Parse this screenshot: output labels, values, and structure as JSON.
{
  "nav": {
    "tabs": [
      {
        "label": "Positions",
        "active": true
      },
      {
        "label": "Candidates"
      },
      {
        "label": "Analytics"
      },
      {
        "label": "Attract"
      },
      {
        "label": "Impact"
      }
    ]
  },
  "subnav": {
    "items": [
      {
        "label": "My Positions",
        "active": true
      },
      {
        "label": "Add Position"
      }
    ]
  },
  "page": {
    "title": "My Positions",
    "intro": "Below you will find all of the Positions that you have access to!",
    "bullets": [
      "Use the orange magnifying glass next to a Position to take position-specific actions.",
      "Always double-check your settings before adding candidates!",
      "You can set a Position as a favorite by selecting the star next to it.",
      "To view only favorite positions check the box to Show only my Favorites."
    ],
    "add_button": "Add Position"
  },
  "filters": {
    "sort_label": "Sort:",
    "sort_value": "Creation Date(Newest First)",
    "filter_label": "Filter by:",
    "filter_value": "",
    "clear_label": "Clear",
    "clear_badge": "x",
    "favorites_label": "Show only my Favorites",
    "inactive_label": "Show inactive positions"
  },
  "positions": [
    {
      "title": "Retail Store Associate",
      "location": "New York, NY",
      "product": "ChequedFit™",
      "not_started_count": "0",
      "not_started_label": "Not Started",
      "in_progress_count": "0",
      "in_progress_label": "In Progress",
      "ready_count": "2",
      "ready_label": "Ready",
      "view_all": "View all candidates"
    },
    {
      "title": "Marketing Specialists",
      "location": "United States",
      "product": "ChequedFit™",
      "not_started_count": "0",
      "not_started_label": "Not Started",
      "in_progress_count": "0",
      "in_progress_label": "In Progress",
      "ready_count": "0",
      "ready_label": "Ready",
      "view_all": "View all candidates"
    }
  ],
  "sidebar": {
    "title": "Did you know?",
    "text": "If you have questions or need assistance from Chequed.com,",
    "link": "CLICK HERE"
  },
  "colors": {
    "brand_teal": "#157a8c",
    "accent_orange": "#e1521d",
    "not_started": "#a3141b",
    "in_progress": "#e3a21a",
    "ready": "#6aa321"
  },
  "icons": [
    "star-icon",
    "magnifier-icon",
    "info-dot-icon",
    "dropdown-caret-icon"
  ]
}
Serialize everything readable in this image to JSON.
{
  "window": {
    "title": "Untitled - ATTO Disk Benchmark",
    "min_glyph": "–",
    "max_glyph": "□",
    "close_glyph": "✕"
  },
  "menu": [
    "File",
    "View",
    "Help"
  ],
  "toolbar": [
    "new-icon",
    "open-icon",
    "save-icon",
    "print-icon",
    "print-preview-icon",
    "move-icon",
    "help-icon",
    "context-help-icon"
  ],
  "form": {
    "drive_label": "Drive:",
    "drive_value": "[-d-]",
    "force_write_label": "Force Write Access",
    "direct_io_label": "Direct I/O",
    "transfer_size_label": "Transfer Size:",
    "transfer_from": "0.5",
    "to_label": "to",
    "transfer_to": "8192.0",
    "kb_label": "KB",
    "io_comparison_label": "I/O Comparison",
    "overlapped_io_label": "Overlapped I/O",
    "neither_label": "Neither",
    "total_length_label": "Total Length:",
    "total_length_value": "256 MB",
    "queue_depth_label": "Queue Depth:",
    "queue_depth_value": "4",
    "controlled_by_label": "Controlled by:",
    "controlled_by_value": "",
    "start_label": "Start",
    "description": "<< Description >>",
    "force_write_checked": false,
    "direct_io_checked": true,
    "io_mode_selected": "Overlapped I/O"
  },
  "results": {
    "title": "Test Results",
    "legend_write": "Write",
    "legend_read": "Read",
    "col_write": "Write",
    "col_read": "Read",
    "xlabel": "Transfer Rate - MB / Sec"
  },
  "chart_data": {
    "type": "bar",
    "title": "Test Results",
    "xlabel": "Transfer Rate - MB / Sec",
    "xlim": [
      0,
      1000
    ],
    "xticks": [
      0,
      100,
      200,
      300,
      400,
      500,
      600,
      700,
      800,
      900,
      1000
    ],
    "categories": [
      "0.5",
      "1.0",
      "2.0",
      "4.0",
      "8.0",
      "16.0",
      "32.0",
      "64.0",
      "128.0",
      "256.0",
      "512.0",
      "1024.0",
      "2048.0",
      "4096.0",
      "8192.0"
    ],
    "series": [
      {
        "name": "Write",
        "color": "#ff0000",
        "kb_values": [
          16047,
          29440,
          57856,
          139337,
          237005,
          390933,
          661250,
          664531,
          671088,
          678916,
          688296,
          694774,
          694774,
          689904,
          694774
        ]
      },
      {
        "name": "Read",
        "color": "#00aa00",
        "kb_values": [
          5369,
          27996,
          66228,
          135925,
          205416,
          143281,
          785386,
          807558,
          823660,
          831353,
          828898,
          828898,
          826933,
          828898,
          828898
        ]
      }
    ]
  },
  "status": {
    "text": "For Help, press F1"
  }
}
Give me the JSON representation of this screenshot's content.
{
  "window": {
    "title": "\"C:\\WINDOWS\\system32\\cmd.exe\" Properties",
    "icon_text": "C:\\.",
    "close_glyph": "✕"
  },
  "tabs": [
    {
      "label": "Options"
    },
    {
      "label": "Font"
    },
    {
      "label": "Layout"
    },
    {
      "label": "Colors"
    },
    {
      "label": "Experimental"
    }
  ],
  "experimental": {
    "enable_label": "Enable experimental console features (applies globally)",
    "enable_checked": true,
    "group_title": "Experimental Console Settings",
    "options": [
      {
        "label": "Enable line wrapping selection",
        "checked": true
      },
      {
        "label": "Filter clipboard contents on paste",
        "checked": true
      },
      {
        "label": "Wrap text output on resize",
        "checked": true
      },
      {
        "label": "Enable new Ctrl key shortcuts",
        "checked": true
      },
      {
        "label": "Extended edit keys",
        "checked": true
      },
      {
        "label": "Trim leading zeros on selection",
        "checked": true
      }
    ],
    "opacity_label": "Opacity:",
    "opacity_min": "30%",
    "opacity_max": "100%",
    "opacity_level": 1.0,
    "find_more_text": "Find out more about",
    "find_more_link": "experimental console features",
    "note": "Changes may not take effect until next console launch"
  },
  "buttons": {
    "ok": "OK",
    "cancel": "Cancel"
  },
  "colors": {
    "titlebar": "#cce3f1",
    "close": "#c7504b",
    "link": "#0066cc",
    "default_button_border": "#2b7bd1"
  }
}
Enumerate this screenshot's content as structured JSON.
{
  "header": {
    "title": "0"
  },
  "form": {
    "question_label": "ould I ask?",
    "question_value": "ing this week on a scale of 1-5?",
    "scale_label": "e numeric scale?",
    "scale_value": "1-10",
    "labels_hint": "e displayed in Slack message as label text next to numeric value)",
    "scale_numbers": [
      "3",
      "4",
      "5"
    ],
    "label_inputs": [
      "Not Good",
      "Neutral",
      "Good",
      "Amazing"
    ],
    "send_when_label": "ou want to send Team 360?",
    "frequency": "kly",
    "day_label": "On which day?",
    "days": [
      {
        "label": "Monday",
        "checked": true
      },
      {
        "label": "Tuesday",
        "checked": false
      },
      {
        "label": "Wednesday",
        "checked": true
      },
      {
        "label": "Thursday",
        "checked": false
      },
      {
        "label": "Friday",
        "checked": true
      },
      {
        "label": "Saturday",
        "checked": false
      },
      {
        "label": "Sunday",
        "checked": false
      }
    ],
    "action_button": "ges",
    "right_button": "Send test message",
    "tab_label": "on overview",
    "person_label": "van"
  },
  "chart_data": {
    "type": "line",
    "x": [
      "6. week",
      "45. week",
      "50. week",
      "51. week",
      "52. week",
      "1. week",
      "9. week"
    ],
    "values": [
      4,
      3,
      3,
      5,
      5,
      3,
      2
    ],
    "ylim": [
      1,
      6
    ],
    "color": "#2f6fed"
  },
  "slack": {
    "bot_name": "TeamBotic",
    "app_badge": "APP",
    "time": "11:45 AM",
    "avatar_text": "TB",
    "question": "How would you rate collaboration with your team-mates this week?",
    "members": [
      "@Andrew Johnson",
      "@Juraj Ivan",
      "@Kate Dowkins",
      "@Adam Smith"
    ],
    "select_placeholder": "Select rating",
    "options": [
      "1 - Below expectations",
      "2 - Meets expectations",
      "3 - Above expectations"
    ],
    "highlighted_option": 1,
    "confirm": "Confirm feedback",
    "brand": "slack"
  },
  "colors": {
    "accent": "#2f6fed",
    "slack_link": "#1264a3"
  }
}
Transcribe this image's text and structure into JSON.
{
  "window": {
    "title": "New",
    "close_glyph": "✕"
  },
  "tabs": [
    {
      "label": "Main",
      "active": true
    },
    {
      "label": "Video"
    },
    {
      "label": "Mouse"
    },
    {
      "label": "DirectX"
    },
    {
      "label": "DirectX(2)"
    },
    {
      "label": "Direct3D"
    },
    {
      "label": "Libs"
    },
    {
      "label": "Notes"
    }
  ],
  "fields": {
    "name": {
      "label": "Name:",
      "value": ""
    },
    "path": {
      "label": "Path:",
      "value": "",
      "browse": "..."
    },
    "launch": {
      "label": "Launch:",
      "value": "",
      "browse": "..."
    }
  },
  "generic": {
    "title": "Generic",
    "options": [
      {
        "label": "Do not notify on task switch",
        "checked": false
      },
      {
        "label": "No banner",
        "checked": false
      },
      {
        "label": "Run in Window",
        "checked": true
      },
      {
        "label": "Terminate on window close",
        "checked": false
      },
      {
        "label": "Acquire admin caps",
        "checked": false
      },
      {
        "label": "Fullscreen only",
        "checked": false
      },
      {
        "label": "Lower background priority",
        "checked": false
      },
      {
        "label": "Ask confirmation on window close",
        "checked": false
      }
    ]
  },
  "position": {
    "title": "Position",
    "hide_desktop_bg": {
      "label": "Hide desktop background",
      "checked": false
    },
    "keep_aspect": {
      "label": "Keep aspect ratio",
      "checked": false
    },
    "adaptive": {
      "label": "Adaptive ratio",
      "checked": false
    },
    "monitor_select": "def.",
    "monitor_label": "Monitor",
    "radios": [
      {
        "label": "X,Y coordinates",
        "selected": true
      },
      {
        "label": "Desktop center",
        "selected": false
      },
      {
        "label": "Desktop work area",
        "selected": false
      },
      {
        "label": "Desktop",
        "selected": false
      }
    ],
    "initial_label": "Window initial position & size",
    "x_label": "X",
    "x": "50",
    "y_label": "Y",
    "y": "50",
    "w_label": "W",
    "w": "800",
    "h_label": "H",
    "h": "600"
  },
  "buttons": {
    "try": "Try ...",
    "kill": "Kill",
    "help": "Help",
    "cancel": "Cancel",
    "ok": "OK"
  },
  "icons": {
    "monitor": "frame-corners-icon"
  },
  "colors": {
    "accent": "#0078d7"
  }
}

» Set problem
Count the lines in which the string "next" appears, then report only that figure.

» Finished exercise
4